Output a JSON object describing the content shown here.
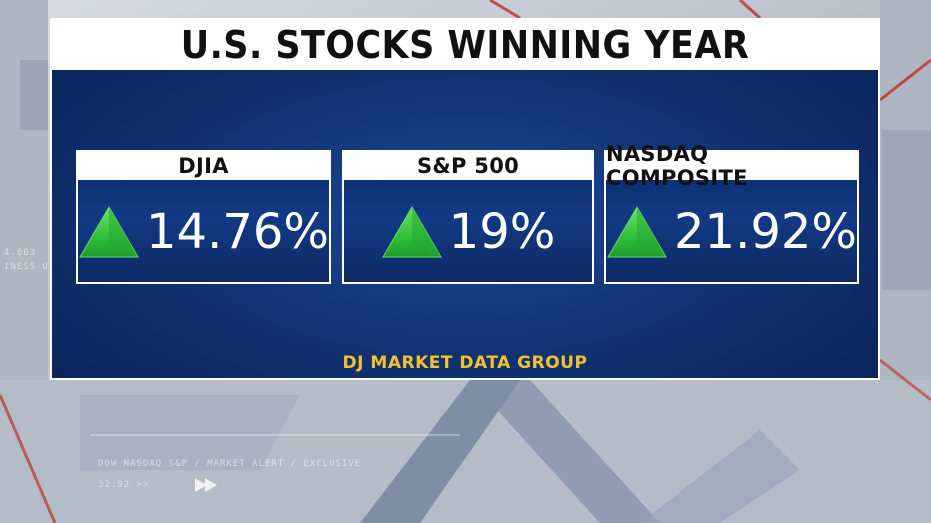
{
  "title": "U.S. STOCKS WINNING YEAR",
  "cards": [
    {
      "label": "DJIA",
      "value": "14.76%",
      "direction_icon": "up-arrow-icon",
      "change_pct": 14.76
    },
    {
      "label": "S&P 500",
      "value": "19%",
      "direction_icon": "up-arrow-icon",
      "change_pct": 19
    },
    {
      "label": "NASDAQ COMPOSITE",
      "value": "21.92%",
      "direction_icon": "up-arrow-icon",
      "change_pct": 21.92
    }
  ],
  "source": "DJ MARKET DATA GROUP",
  "background": {
    "ticker_line_1": "DOW NASDAQ S&P  /  MARKET ALERT  /  EXCLUSIVE",
    "ticker_line_2": "32.92 >>",
    "left_text_1": "4.663",
    "left_text_2": "INESS U"
  },
  "colors": {
    "panel": "#123476",
    "arrow": "#2fbf3a",
    "source_text": "#f2c12e",
    "title_bar": "#ffffff"
  }
}
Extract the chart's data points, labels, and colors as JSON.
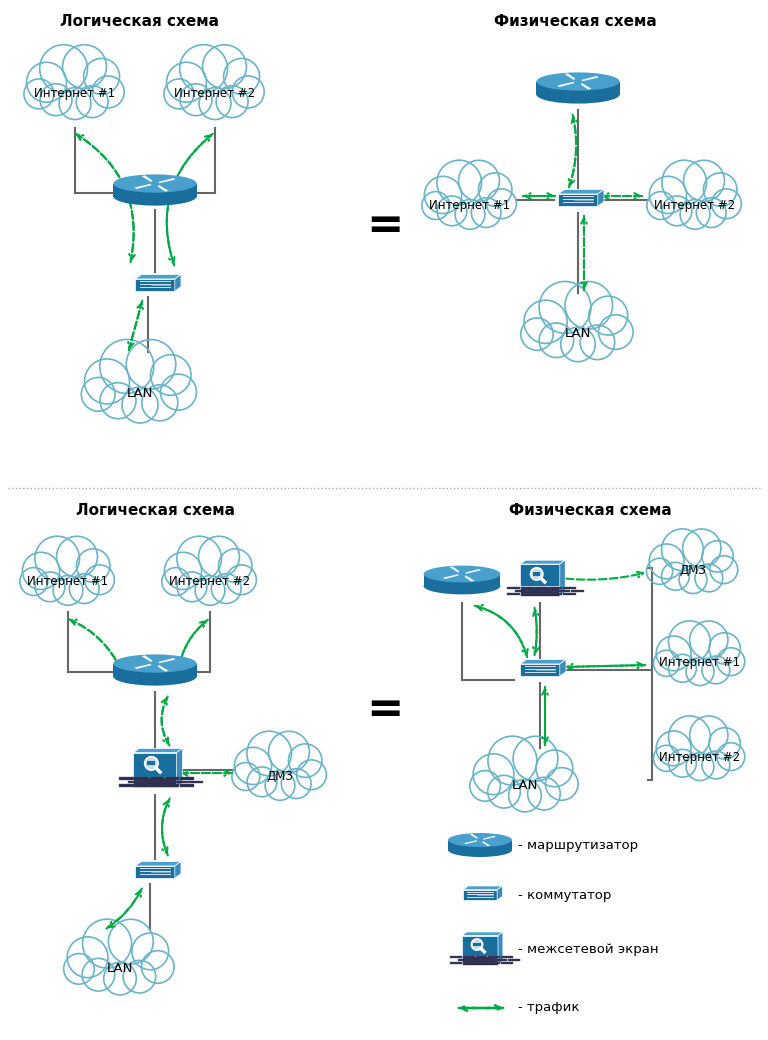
{
  "bg_color": "#ffffff",
  "line_color": "#666666",
  "cloud_stroke": "#6ab4c8",
  "device_color": "#1a6e9e",
  "device_light": "#3a8abe",
  "device_top": "#4aa0cc",
  "traffic_color": "#00aa44",
  "title1": "Логическая схема",
  "title2": "Физическая схема",
  "title3": "Логическая схема",
  "title4": "Физическая схема",
  "legend_router": "- маршрутизатор",
  "legend_switch": "- коммутатор",
  "legend_firewall": "- межсетевой экран",
  "legend_traffic": "- трафик",
  "label_inet1": "Интернет #1",
  "label_inet2": "Интернет #2",
  "label_lan": "LAN",
  "label_dmz": "ДМЗ"
}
==*==
Goal of the exercise – Write out all the entries exactly, except for the pictures.

Written reply –
Output a JSON object describing the content shown here.
{
  "title": "U.S. STOCKS WINNING YEAR",
  "cards": [
    {
      "label": "DJIA",
      "value": "14.76%",
      "direction_icon": "up-arrow-icon",
      "change_pct": 14.76
    },
    {
      "label": "S&P 500",
      "value": "19%",
      "direction_icon": "up-arrow-icon",
      "change_pct": 19
    },
    {
      "label": "NASDAQ COMPOSITE",
      "value": "21.92%",
      "direction_icon": "up-arrow-icon",
      "change_pct": 21.92
    }
  ],
  "source": "DJ MARKET DATA GROUP",
  "background": {
    "ticker_line_1": "DOW NASDAQ S&P  /  MARKET ALERT  /  EXCLUSIVE",
    "ticker_line_2": "32.92 >>",
    "left_text_1": "4.663",
    "left_text_2": "INESS U"
  },
  "colors": {
    "panel": "#123476",
    "arrow": "#2fbf3a",
    "source_text": "#f2c12e",
    "title_bar": "#ffffff"
  }
}
Extract the chart's data points, labels, and colors as JSON.
{
  "bg_color": "#ffffff",
  "line_color": "#666666",
  "cloud_stroke": "#6ab4c8",
  "device_color": "#1a6e9e",
  "device_light": "#3a8abe",
  "device_top": "#4aa0cc",
  "traffic_color": "#00aa44",
  "title1": "Логическая схема",
  "title2": "Физическая схема",
  "title3": "Логическая схема",
  "title4": "Физическая схема",
  "legend_router": "- маршрутизатор",
  "legend_switch": "- коммутатор",
  "legend_firewall": "- межсетевой экран",
  "legend_traffic": "- трафик",
  "label_inet1": "Интернет #1",
  "label_inet2": "Интернет #2",
  "label_lan": "LAN",
  "label_dmz": "ДМЗ"
}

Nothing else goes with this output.